** THE REQUEST **
Without the pictures, reproduce the records that follow exactly.
-- start --
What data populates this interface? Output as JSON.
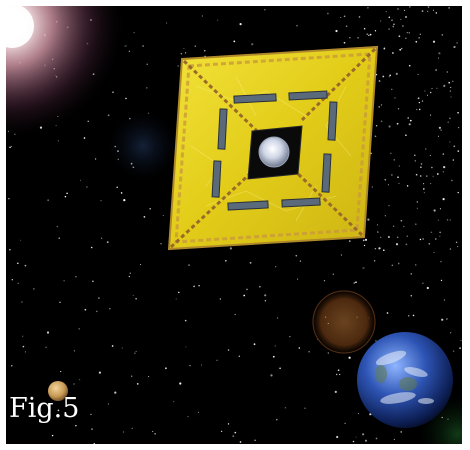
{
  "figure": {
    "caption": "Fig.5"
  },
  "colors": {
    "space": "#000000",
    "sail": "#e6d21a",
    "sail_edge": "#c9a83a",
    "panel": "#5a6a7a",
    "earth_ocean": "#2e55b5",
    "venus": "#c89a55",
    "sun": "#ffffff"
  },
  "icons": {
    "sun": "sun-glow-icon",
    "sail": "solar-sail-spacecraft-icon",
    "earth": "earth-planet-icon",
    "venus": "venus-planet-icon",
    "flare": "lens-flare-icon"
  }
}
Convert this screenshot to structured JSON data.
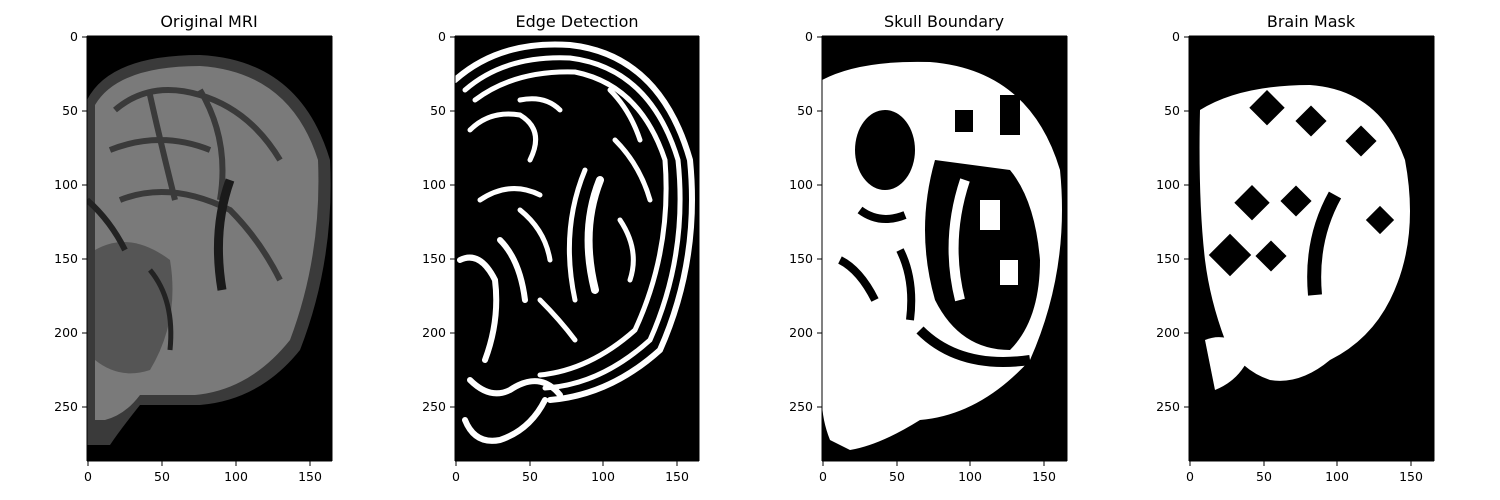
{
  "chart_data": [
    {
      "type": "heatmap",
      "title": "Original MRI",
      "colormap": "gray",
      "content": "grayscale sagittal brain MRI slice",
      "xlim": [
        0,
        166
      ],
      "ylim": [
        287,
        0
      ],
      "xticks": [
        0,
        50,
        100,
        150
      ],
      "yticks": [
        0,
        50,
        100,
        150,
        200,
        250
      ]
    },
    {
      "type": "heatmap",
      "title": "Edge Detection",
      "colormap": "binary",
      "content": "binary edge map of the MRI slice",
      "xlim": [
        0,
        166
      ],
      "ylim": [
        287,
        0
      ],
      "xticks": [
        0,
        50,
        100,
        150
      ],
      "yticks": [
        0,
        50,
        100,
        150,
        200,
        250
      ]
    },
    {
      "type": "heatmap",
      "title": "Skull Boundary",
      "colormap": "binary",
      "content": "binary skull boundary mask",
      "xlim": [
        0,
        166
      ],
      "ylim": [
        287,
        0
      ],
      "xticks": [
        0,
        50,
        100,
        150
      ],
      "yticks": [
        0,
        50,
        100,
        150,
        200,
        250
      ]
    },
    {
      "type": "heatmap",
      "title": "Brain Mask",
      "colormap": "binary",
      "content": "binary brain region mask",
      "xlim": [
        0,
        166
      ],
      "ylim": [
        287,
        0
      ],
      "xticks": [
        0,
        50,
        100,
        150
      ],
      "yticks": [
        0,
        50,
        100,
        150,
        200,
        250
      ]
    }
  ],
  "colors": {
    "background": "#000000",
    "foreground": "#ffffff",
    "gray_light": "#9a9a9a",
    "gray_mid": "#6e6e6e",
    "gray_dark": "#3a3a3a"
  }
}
-- end --
** OUTPUT OF THE EXERCISE **
What data populates this interface? Output as JSON.
{
  "figure": {
    "caption": "Fig.5"
  },
  "colors": {
    "space": "#000000",
    "sail": "#e6d21a",
    "sail_edge": "#c9a83a",
    "panel": "#5a6a7a",
    "earth_ocean": "#2e55b5",
    "venus": "#c89a55",
    "sun": "#ffffff"
  },
  "icons": {
    "sun": "sun-glow-icon",
    "sail": "solar-sail-spacecraft-icon",
    "earth": "earth-planet-icon",
    "venus": "venus-planet-icon",
    "flare": "lens-flare-icon"
  }
}
Convert this screenshot to structured JSON data.
{
  "chart_data": [
    {
      "type": "heatmap",
      "title": "Original MRI",
      "colormap": "gray",
      "content": "grayscale sagittal brain MRI slice",
      "xlim": [
        0,
        166
      ],
      "ylim": [
        287,
        0
      ],
      "xticks": [
        0,
        50,
        100,
        150
      ],
      "yticks": [
        0,
        50,
        100,
        150,
        200,
        250
      ]
    },
    {
      "type": "heatmap",
      "title": "Edge Detection",
      "colormap": "binary",
      "content": "binary edge map of the MRI slice",
      "xlim": [
        0,
        166
      ],
      "ylim": [
        287,
        0
      ],
      "xticks": [
        0,
        50,
        100,
        150
      ],
      "yticks": [
        0,
        50,
        100,
        150,
        200,
        250
      ]
    },
    {
      "type": "heatmap",
      "title": "Skull Boundary",
      "colormap": "binary",
      "content": "binary skull boundary mask",
      "xlim": [
        0,
        166
      ],
      "ylim": [
        287,
        0
      ],
      "xticks": [
        0,
        50,
        100,
        150
      ],
      "yticks": [
        0,
        50,
        100,
        150,
        200,
        250
      ]
    },
    {
      "type": "heatmap",
      "title": "Brain Mask",
      "colormap": "binary",
      "content": "binary brain region mask",
      "xlim": [
        0,
        166
      ],
      "ylim": [
        287,
        0
      ],
      "xticks": [
        0,
        50,
        100,
        150
      ],
      "yticks": [
        0,
        50,
        100,
        150,
        200,
        250
      ]
    }
  ],
  "colors": {
    "background": "#000000",
    "foreground": "#ffffff",
    "gray_light": "#9a9a9a",
    "gray_mid": "#6e6e6e",
    "gray_dark": "#3a3a3a"
  }
}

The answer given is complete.